**YOUR TASK:** How many lines in this material include the string "layout"? Answer with the number and nothing further.

[Start]

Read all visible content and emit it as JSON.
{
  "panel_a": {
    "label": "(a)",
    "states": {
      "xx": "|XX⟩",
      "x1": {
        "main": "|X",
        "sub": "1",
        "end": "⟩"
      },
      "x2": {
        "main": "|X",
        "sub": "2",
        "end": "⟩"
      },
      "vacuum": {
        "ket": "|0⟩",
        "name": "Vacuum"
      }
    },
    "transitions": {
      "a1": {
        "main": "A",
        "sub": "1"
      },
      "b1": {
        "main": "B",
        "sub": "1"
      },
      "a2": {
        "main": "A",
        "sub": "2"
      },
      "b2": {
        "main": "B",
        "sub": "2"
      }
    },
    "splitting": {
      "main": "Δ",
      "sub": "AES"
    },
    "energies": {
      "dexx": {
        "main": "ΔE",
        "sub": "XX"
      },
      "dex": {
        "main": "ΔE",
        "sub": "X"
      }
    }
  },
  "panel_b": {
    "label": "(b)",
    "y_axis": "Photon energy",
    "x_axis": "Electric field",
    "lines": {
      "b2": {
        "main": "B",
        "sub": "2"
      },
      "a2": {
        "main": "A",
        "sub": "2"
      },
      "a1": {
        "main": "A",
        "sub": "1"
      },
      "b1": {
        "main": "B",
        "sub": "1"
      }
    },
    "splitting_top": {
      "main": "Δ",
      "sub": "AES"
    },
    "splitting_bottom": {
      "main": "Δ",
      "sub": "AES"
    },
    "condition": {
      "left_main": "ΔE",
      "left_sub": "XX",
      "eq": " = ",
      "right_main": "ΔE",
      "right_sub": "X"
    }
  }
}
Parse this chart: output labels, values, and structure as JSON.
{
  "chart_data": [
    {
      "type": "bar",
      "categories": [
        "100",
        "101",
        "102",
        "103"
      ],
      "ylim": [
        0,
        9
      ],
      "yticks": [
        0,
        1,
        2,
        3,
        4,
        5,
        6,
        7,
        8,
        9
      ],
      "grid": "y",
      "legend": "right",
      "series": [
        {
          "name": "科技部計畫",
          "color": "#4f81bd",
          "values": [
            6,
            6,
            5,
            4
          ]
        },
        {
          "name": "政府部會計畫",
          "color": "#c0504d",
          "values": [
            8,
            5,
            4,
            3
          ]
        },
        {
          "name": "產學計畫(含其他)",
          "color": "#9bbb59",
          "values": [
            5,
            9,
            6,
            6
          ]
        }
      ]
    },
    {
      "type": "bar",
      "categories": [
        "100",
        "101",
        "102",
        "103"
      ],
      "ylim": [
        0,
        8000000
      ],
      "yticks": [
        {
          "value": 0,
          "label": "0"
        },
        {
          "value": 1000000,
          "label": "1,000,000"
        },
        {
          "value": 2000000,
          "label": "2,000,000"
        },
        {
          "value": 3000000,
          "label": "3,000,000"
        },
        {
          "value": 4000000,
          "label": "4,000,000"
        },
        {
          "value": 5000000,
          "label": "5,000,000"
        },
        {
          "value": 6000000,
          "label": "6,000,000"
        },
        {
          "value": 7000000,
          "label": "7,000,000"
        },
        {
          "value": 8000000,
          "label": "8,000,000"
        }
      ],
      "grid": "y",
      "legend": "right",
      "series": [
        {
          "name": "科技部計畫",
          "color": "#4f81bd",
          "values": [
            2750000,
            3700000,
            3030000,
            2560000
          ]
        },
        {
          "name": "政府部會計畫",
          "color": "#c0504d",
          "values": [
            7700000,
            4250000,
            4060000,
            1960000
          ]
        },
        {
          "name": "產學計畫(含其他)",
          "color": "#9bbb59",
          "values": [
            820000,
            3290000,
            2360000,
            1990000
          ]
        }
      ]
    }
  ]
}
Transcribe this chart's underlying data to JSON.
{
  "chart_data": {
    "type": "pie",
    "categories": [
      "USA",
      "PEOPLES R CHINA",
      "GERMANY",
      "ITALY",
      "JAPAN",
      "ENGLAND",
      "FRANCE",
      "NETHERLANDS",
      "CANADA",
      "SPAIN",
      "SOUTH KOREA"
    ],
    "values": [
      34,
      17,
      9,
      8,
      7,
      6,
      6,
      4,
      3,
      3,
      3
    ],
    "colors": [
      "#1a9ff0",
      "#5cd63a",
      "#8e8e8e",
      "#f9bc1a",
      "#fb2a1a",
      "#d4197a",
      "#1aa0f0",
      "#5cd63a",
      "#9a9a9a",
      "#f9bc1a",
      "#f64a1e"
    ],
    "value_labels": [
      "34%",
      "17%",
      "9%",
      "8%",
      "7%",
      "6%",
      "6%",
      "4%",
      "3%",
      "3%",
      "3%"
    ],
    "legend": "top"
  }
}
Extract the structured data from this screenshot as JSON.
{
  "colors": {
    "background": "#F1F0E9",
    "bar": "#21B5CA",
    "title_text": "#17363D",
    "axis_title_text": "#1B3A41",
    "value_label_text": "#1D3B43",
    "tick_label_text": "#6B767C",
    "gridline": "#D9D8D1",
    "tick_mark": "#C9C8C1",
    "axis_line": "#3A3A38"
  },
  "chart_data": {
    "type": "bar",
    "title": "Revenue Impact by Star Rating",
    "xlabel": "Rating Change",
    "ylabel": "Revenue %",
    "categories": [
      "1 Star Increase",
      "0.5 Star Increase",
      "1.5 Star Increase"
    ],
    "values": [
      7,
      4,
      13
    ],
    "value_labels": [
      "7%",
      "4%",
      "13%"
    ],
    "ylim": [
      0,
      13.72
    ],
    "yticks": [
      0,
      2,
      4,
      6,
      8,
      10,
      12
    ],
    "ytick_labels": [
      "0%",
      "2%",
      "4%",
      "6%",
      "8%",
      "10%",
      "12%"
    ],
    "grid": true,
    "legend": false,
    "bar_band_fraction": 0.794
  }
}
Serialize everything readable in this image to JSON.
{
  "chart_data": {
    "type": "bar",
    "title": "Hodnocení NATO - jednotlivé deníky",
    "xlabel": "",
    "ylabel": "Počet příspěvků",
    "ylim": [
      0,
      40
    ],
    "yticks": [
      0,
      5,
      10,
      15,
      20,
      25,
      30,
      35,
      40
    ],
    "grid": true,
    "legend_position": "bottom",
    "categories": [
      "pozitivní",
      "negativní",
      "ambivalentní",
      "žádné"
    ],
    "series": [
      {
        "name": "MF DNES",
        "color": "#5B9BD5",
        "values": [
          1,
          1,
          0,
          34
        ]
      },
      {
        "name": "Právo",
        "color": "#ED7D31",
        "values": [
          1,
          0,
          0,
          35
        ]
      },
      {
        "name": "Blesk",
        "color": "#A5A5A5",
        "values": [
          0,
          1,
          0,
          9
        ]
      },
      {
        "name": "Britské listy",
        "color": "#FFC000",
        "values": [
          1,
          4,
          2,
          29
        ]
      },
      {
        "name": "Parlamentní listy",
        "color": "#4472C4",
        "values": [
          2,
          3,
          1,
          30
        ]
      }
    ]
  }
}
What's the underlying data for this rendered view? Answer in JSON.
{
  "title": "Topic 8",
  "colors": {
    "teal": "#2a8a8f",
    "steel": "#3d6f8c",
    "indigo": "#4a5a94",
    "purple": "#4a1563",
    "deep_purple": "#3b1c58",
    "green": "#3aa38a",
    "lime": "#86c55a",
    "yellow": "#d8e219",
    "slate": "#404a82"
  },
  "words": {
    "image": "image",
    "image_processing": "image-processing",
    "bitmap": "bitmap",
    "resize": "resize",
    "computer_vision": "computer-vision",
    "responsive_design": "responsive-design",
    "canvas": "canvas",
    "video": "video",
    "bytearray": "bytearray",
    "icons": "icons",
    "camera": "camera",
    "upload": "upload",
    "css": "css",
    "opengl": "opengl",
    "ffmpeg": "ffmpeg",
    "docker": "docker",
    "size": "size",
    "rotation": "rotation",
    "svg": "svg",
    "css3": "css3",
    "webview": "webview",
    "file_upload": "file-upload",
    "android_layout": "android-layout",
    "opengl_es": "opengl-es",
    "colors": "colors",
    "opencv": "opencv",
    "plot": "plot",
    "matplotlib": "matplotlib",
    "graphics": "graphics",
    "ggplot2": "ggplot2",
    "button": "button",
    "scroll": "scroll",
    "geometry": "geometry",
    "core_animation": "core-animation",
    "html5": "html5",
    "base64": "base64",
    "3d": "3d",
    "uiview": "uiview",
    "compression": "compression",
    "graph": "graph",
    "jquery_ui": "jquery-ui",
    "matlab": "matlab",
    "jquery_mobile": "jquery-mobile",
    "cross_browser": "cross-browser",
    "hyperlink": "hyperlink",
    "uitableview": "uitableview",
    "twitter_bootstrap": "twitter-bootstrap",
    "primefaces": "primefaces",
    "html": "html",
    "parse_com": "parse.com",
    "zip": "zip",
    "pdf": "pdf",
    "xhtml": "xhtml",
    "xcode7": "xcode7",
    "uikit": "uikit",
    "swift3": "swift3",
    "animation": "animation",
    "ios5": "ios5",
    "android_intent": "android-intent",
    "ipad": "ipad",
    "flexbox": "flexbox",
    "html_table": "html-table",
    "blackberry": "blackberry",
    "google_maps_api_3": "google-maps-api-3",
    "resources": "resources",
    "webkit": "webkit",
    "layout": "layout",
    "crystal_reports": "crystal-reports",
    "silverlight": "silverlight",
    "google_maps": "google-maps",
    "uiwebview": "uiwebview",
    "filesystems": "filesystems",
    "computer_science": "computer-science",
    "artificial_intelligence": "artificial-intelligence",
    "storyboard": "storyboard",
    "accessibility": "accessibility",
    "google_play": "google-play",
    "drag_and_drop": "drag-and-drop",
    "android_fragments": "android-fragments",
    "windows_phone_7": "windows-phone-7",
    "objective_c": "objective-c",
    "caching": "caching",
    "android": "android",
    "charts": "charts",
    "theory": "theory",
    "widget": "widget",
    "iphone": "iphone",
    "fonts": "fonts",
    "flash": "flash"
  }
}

[End]

**FINISHED ANSWER:** 2